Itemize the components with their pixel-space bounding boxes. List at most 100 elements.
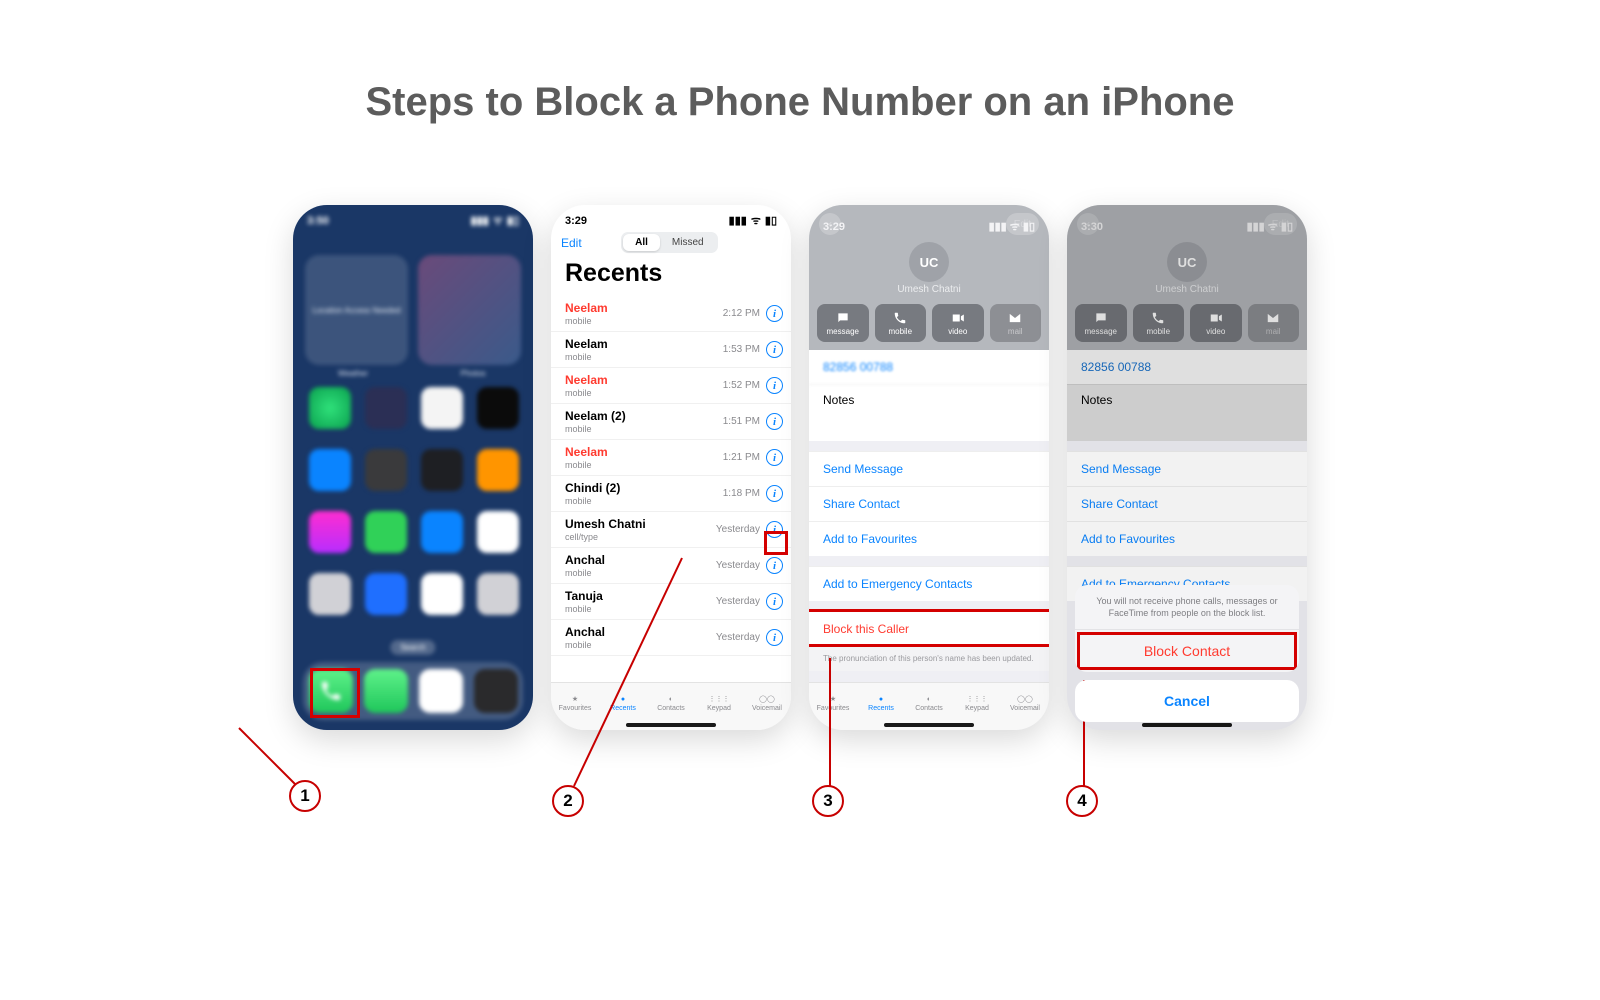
app-icon[interactable] [365, 511, 407, 553]
tab-voicemail[interactable]: ◯◯Voicemail [743, 683, 791, 724]
call-row[interactable]: AnchalmobileYesterdayi [551, 548, 791, 584]
info-icon[interactable]: i [766, 557, 783, 574]
app-icon[interactable] [477, 449, 519, 491]
step-number-4: 4 [1066, 785, 1098, 817]
app-icon[interactable] [421, 449, 463, 491]
app-icon[interactable] [309, 573, 351, 615]
tab-keypad[interactable]: ⋮⋮⋮Keypad [695, 683, 743, 724]
call-row[interactable]: Neelam (2)mobile1:51 PMi [551, 404, 791, 440]
app-icon[interactable] [365, 573, 407, 615]
call-row[interactable]: TanujamobileYesterdayi [551, 584, 791, 620]
message-icon [835, 311, 851, 325]
safari-app-icon[interactable] [419, 669, 463, 713]
app-icon[interactable] [421, 387, 463, 429]
keypad-icon: ⋮⋮⋮ [967, 695, 988, 703]
call-name: Chindi (2) [565, 481, 723, 495]
mail-icon [1007, 311, 1023, 325]
call-sub: mobile [565, 640, 716, 650]
phones-row: 3:50 ▮▮▮ ᯤ ▮▯ Location Access Needed Wea… [0, 205, 1600, 730]
app-icon[interactable] [309, 511, 351, 553]
call-time: 1:52 PM [723, 380, 760, 391]
signal-icon: ▮▮▮ [471, 214, 489, 227]
call-row[interactable]: Neelammobile1:21 PMi [551, 440, 791, 476]
info-icon[interactable]: i [766, 629, 783, 646]
tab-recents[interactable]: ●Recents [857, 683, 905, 724]
link-add-emergency[interactable]: Add to Emergency Contacts [809, 566, 1049, 601]
call-time: Yesterday [716, 560, 760, 571]
star-icon: ★ [572, 695, 578, 703]
call-time: 1:18 PM [723, 488, 760, 499]
app-icon[interactable] [309, 387, 351, 429]
clock-icon: ● [621, 696, 625, 703]
phone-number[interactable]: 82856 00788 [809, 350, 1049, 385]
action-message[interactable]: message [817, 304, 869, 342]
messages-app-icon[interactable] [364, 669, 408, 713]
contact-header: 3:29 ▮▮▮ ᯤ ▮▯ ‹ Edit UC Umesh Chatni mes… [809, 205, 1049, 350]
phone-step-3: 3:29 ▮▮▮ ᯤ ▮▯ ‹ Edit UC Umesh Chatni mes… [809, 205, 1049, 730]
status-time: 3:29 [565, 215, 587, 227]
link-share-contact[interactable]: Share Contact [809, 486, 1049, 521]
link-send-message[interactable]: Send Message [809, 451, 1049, 486]
tab-contacts[interactable]: ◐Contacts [905, 683, 953, 724]
info-icon[interactable]: i [766, 413, 783, 430]
phone-icon [892, 311, 908, 325]
app-icon[interactable] [365, 387, 407, 429]
call-row[interactable]: Neelammobile1:52 PM i [551, 368, 791, 404]
info-icon[interactable]: i [766, 341, 783, 358]
tab-favourites[interactable]: ★Favourites [809, 683, 857, 724]
call-row[interactable]: AnchalmobileYesterdayi [551, 620, 791, 656]
tab-contacts[interactable]: ◐Contacts [647, 683, 695, 724]
info-icon[interactable]: i [766, 305, 783, 322]
info-icon[interactable]: i [766, 593, 783, 610]
seg-all[interactable]: All [623, 234, 660, 251]
call-name: Neelam (2) [565, 409, 723, 423]
recents-segmented[interactable]: All Missed [621, 232, 717, 253]
notes-label[interactable]: Notes [809, 385, 1049, 441]
block-action-sheet: You will not receive phone calls, messag… [1075, 585, 1299, 722]
seg-missed[interactable]: Missed [660, 234, 716, 251]
video-icon [950, 311, 966, 325]
link-add-favourites[interactable]: Add to Favourites [809, 521, 1049, 556]
call-row[interactable]: Neelammobile1:53 PMi [551, 332, 791, 368]
call-row[interactable]: Umesh Chatnicell/typeYesterdayi [551, 512, 791, 548]
call-sub: mobile [565, 388, 723, 398]
voicemail-icon: ◯◯ [1017, 695, 1033, 703]
action-call[interactable]: mobile [875, 304, 927, 342]
call-row[interactable]: Neelammobile2:12 PMi [551, 296, 791, 332]
call-sub: cell/type [565, 532, 716, 542]
action-video[interactable]: video [932, 304, 984, 342]
tab-recents[interactable]: ●Recents [599, 683, 647, 724]
widget-weather[interactable]: Location Access Needed [305, 255, 408, 365]
phone-step-4: 3:30 ▮▮▮ ᯤ ▮▯ ‹ Edit UC Umesh Chatni mes… [1067, 205, 1307, 730]
app-icon[interactable] [477, 511, 519, 553]
tab-favourites[interactable]: ★Favourites [551, 683, 599, 724]
app-icon[interactable] [421, 573, 463, 615]
home-indicator [626, 723, 716, 727]
home-search[interactable]: Search [390, 640, 435, 655]
call-row[interactable]: Chindi (2)mobile1:18 PMi [551, 476, 791, 512]
app-icon[interactable] [309, 449, 351, 491]
app-icon[interactable] [365, 449, 407, 491]
call-name: Neelam [565, 373, 723, 387]
step3-highlight [809, 609, 1049, 647]
app-icon[interactable] [477, 387, 519, 429]
edit-button[interactable]: Edit [561, 236, 582, 250]
info-icon[interactable]: i [766, 449, 783, 466]
info-icon[interactable]: i [766, 485, 783, 502]
call-name: Umesh Chatni [565, 517, 716, 531]
widget-photos[interactable] [418, 255, 521, 365]
battery-icon: ▮▯ [507, 214, 519, 227]
recents-heading: Recents [551, 253, 791, 296]
call-time: 1:21 PM [723, 452, 760, 463]
sheet-message: You will not receive phone calls, messag… [1075, 585, 1299, 630]
tab-voicemail[interactable]: ◯◯Voicemail [1001, 683, 1049, 724]
app-icon[interactable] [421, 511, 463, 553]
phone-step-1: 3:50 ▮▮▮ ᯤ ▮▯ Location Access Needed Wea… [293, 205, 533, 730]
tab-keypad[interactable]: ⋮⋮⋮Keypad [953, 683, 1001, 724]
call-time: Yesterday [716, 632, 760, 643]
cancel-button[interactable]: Cancel [1075, 680, 1299, 722]
info-icon[interactable]: i [766, 377, 783, 394]
camera-app-icon[interactable] [474, 669, 518, 713]
app-icon[interactable] [477, 573, 519, 615]
action-mail[interactable]: mail [990, 304, 1042, 342]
────────────────────────────────────────
## SET EXERCISE
Could you copy out each item above word for word, leaving out the pictures?

## RESPONSE TO THIS TASK
Itemize the components with their pixel-space bounding boxes. List at most 100 elements.
app-icon[interactable] [365, 511, 407, 553]
tab-voicemail[interactable]: ◯◯Voicemail [743, 683, 791, 724]
call-row[interactable]: AnchalmobileYesterdayi [551, 548, 791, 584]
info-icon[interactable]: i [766, 557, 783, 574]
app-icon[interactable] [477, 449, 519, 491]
step-number-4: 4 [1066, 785, 1098, 817]
app-icon[interactable] [421, 449, 463, 491]
app-icon[interactable] [309, 573, 351, 615]
tab-keypad[interactable]: ⋮⋮⋮Keypad [695, 683, 743, 724]
call-row[interactable]: Neelam (2)mobile1:51 PMi [551, 404, 791, 440]
app-icon[interactable] [365, 573, 407, 615]
call-row[interactable]: TanujamobileYesterdayi [551, 584, 791, 620]
message-icon [835, 311, 851, 325]
safari-app-icon[interactable] [419, 669, 463, 713]
app-icon[interactable] [421, 387, 463, 429]
keypad-icon: ⋮⋮⋮ [967, 695, 988, 703]
call-name: Chindi (2) [565, 481, 723, 495]
mail-icon [1007, 311, 1023, 325]
call-sub: mobile [565, 640, 716, 650]
phones-row: 3:50 ▮▮▮ ᯤ ▮▯ Location Access Needed Wea… [0, 205, 1600, 730]
app-icon[interactable] [309, 511, 351, 553]
call-time: 1:52 PM [723, 380, 760, 391]
signal-icon: ▮▮▮ [471, 214, 489, 227]
call-row[interactable]: Neelammobile1:21 PMi [551, 440, 791, 476]
info-icon[interactable]: i [766, 629, 783, 646]
tab-recents[interactable]: ●Recents [857, 683, 905, 724]
link-add-emergency[interactable]: Add to Emergency Contacts [809, 566, 1049, 601]
call-time: Yesterday [716, 560, 760, 571]
star-icon: ★ [572, 695, 578, 703]
call-time: 1:18 PM [723, 488, 760, 499]
app-icon[interactable] [309, 387, 351, 429]
clock-icon: ● [621, 696, 625, 703]
phone-number[interactable]: 82856 00788 [809, 350, 1049, 385]
action-message[interactable]: message [817, 304, 869, 342]
messages-app-icon[interactable] [364, 669, 408, 713]
contact-header: 3:29 ▮▮▮ ᯤ ▮▯ ‹ Edit UC Umesh Chatni mes… [809, 205, 1049, 350]
phone-step-3: 3:29 ▮▮▮ ᯤ ▮▯ ‹ Edit UC Umesh Chatni mes… [809, 205, 1049, 730]
status-time: 3:29 [565, 215, 587, 227]
link-share-contact[interactable]: Share Contact [809, 486, 1049, 521]
link-send-message[interactable]: Send Message [809, 451, 1049, 486]
tab-contacts[interactable]: ◐Contacts [905, 683, 953, 724]
info-icon[interactable]: i [766, 413, 783, 430]
phone-icon [892, 311, 908, 325]
app-icon[interactable] [365, 387, 407, 429]
call-row[interactable]: Neelammobile1:52 PM i [551, 368, 791, 404]
info-icon[interactable]: i [766, 341, 783, 358]
tab-favourites[interactable]: ★Favourites [809, 683, 857, 724]
call-row[interactable]: AnchalmobileYesterdayi [551, 620, 791, 656]
tab-contacts[interactable]: ◐Contacts [647, 683, 695, 724]
info-icon[interactable]: i [766, 305, 783, 322]
info-icon[interactable]: i [766, 593, 783, 610]
seg-all[interactable]: All [623, 234, 660, 251]
call-name: Neelam (2) [565, 409, 723, 423]
recents-segmented[interactable]: All Missed [621, 232, 717, 253]
notes-label[interactable]: Notes [809, 385, 1049, 441]
block-action-sheet: You will not receive phone calls, messag… [1075, 585, 1299, 722]
seg-missed[interactable]: Missed [660, 234, 716, 251]
video-icon [950, 311, 966, 325]
link-add-favourites[interactable]: Add to Favourites [809, 521, 1049, 556]
call-row[interactable]: Neelammobile1:53 PMi [551, 332, 791, 368]
call-row[interactable]: Umesh Chatnicell/typeYesterdayi [551, 512, 791, 548]
call-sub: mobile [565, 388, 723, 398]
voicemail-icon: ◯◯ [1017, 695, 1033, 703]
action-call[interactable]: mobile [875, 304, 927, 342]
call-row[interactable]: Neelammobile2:12 PMi [551, 296, 791, 332]
call-sub: cell/type [565, 532, 716, 542]
action-video[interactable]: video [932, 304, 984, 342]
tab-recents[interactable]: ●Recents [599, 683, 647, 724]
widget-weather[interactable]: Location Access Needed [305, 255, 408, 365]
phone-step-4: 3:30 ▮▮▮ ᯤ ▮▯ ‹ Edit UC Umesh Chatni mes… [1067, 205, 1307, 730]
app-icon[interactable] [477, 511, 519, 553]
tab-favourites[interactable]: ★Favourites [551, 683, 599, 724]
app-icon[interactable] [421, 573, 463, 615]
home-indicator [626, 723, 716, 727]
home-search[interactable]: Search [390, 640, 435, 655]
call-row[interactable]: Chindi (2)mobile1:18 PMi [551, 476, 791, 512]
app-icon[interactable] [309, 449, 351, 491]
app-icon[interactable] [365, 449, 407, 491]
call-name: Neelam [565, 373, 723, 387]
step3-highlight [809, 609, 1049, 647]
app-icon[interactable] [477, 387, 519, 429]
edit-button[interactable]: Edit [561, 236, 582, 250]
info-icon[interactable]: i [766, 449, 783, 466]
info-icon[interactable]: i [766, 485, 783, 502]
call-name: Umesh Chatni [565, 517, 716, 531]
widget-photos[interactable] [418, 255, 521, 365]
battery-icon: ▮▯ [507, 214, 519, 227]
recents-heading: Recents [551, 253, 791, 296]
call-time: 1:21 PM [723, 452, 760, 463]
sheet-message: You will not receive phone calls, messag… [1075, 585, 1299, 630]
tab-voicemail[interactable]: ◯◯Voicemail [1001, 683, 1049, 724]
app-icon[interactable] [421, 511, 463, 553]
phone-step-1: 3:50 ▮▮▮ ᯤ ▮▯ Location Access Needed Wea… [293, 205, 533, 730]
tab-keypad[interactable]: ⋮⋮⋮Keypad [953, 683, 1001, 724]
call-time: Yesterday [716, 632, 760, 643]
cancel-button[interactable]: Cancel [1075, 680, 1299, 722]
info-icon[interactable]: i [766, 377, 783, 394]
camera-app-icon[interactable] [474, 669, 518, 713]
app-icon[interactable] [477, 573, 519, 615]
action-mail[interactable]: mail [990, 304, 1042, 342]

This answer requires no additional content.